- AIM:
Give all the lines below again, exactly, with no pictures.

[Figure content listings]
* Start *

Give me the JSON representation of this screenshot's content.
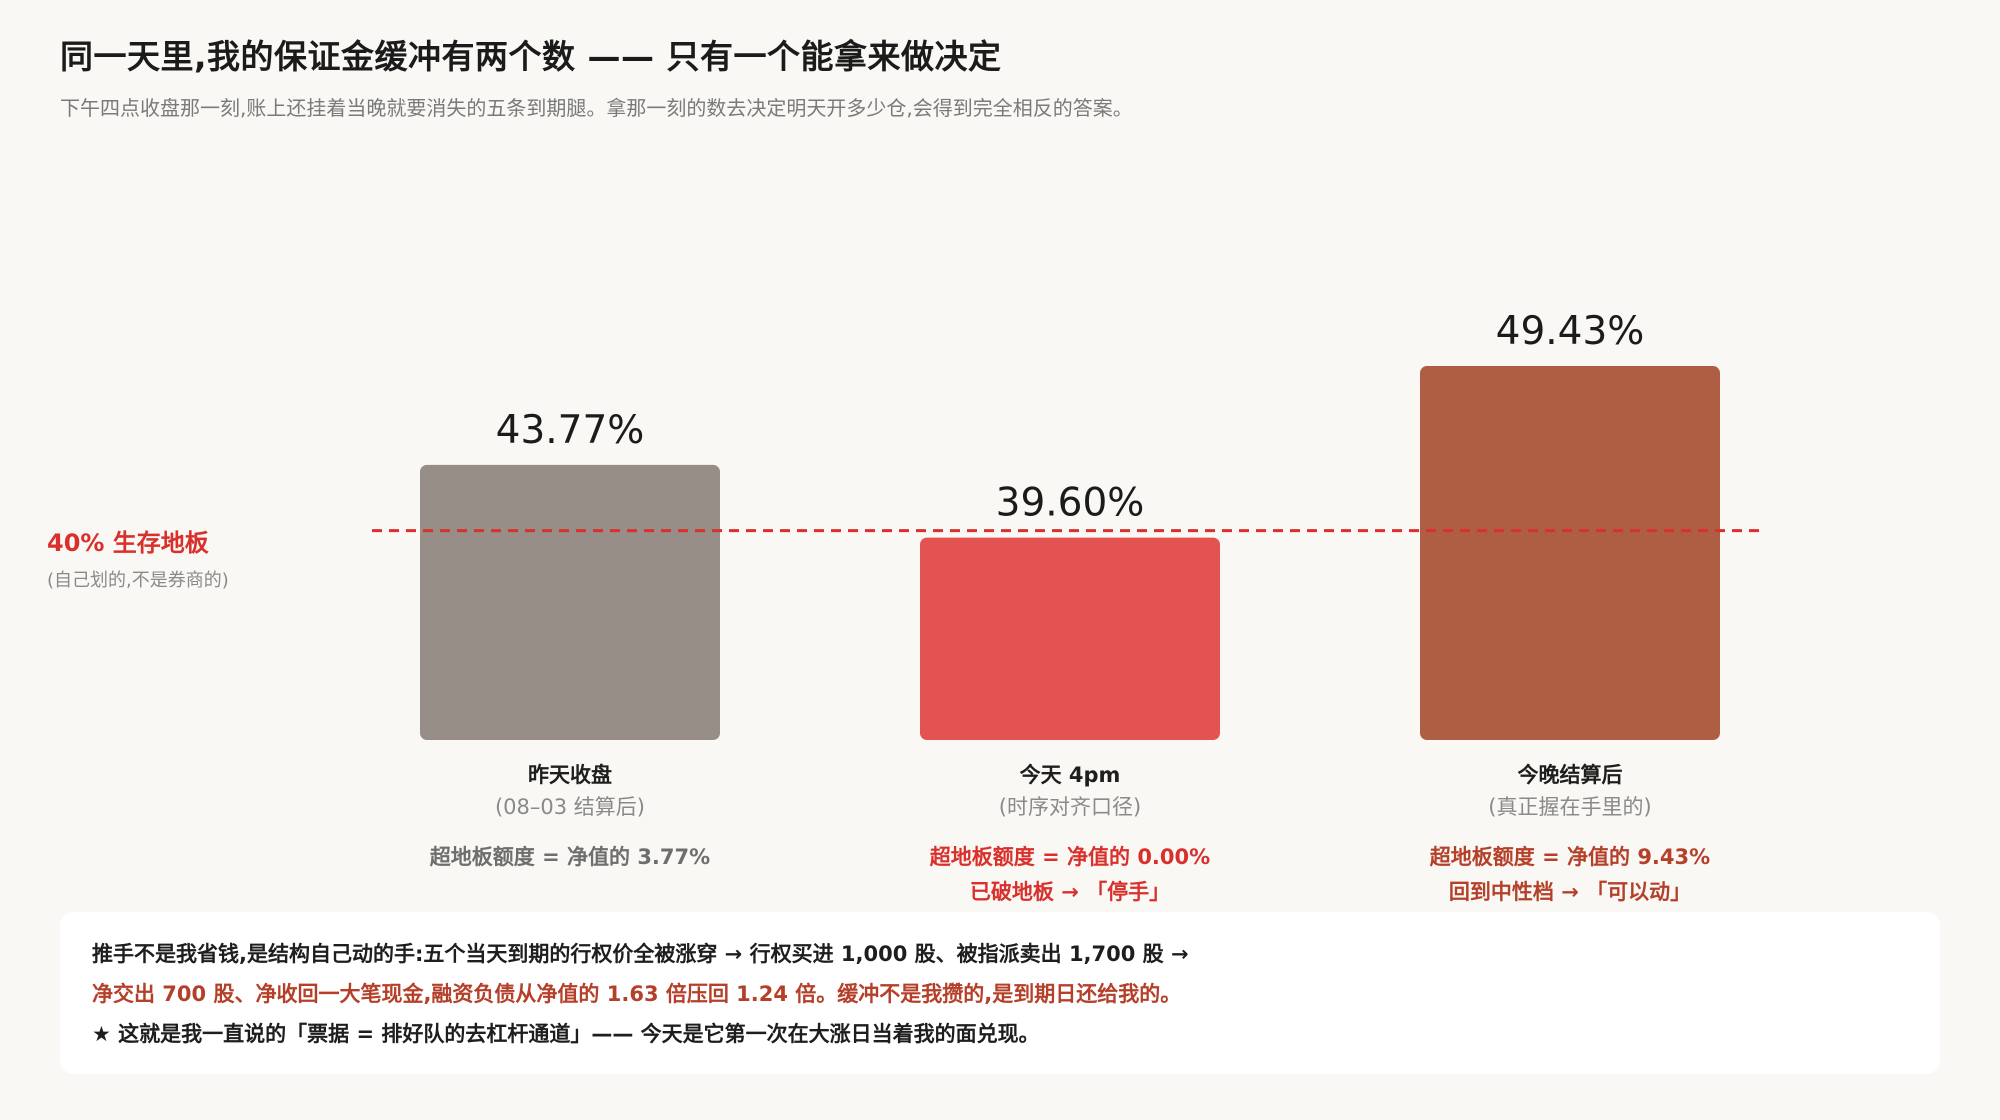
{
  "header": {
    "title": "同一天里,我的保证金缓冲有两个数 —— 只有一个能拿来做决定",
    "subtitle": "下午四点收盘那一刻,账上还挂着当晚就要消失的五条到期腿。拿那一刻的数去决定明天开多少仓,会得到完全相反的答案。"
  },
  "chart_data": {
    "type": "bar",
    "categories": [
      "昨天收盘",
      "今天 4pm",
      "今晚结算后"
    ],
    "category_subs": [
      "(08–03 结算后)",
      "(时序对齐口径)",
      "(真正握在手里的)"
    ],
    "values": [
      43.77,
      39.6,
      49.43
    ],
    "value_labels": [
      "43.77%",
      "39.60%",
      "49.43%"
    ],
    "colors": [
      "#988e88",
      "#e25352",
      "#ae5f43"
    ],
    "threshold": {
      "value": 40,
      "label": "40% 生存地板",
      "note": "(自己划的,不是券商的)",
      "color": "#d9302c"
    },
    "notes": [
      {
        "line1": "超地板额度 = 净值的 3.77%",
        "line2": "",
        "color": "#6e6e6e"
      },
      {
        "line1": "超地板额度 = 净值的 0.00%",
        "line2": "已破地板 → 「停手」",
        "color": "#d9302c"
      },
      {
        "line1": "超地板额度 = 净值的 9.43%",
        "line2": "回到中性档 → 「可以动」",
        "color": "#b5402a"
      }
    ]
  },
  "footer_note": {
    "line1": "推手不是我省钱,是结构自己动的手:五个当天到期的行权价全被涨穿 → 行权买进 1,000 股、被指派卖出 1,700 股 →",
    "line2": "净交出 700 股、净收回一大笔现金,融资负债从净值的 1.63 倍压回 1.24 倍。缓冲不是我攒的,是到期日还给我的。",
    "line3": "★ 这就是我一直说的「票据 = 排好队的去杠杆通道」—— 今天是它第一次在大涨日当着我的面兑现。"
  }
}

* End *

- RESULT OF THE EXERCISE:
Give me the JSON representation of this screenshot's content.
{
  "header": {
    "title": "同一天里,我的保证金缓冲有两个数 —— 只有一个能拿来做决定",
    "subtitle": "下午四点收盘那一刻,账上还挂着当晚就要消失的五条到期腿。拿那一刻的数去决定明天开多少仓,会得到完全相反的答案。"
  },
  "chart_data": {
    "type": "bar",
    "categories": [
      "昨天收盘",
      "今天 4pm",
      "今晚结算后"
    ],
    "category_subs": [
      "(08–03 结算后)",
      "(时序对齐口径)",
      "(真正握在手里的)"
    ],
    "values": [
      43.77,
      39.6,
      49.43
    ],
    "value_labels": [
      "43.77%",
      "39.60%",
      "49.43%"
    ],
    "colors": [
      "#988e88",
      "#e25352",
      "#ae5f43"
    ],
    "threshold": {
      "value": 40,
      "label": "40% 生存地板",
      "note": "(自己划的,不是券商的)",
      "color": "#d9302c"
    },
    "notes": [
      {
        "line1": "超地板额度 = 净值的 3.77%",
        "line2": "",
        "color": "#6e6e6e"
      },
      {
        "line1": "超地板额度 = 净值的 0.00%",
        "line2": "已破地板 → 「停手」",
        "color": "#d9302c"
      },
      {
        "line1": "超地板额度 = 净值的 9.43%",
        "line2": "回到中性档 → 「可以动」",
        "color": "#b5402a"
      }
    ]
  },
  "footer_note": {
    "line1": "推手不是我省钱,是结构自己动的手:五个当天到期的行权价全被涨穿 → 行权买进 1,000 股、被指派卖出 1,700 股 →",
    "line2": "净交出 700 股、净收回一大笔现金,融资负债从净值的 1.63 倍压回 1.24 倍。缓冲不是我攒的,是到期日还给我的。",
    "line3": "★ 这就是我一直说的「票据 = 排好队的去杠杆通道」—— 今天是它第一次在大涨日当着我的面兑现。"
  }
}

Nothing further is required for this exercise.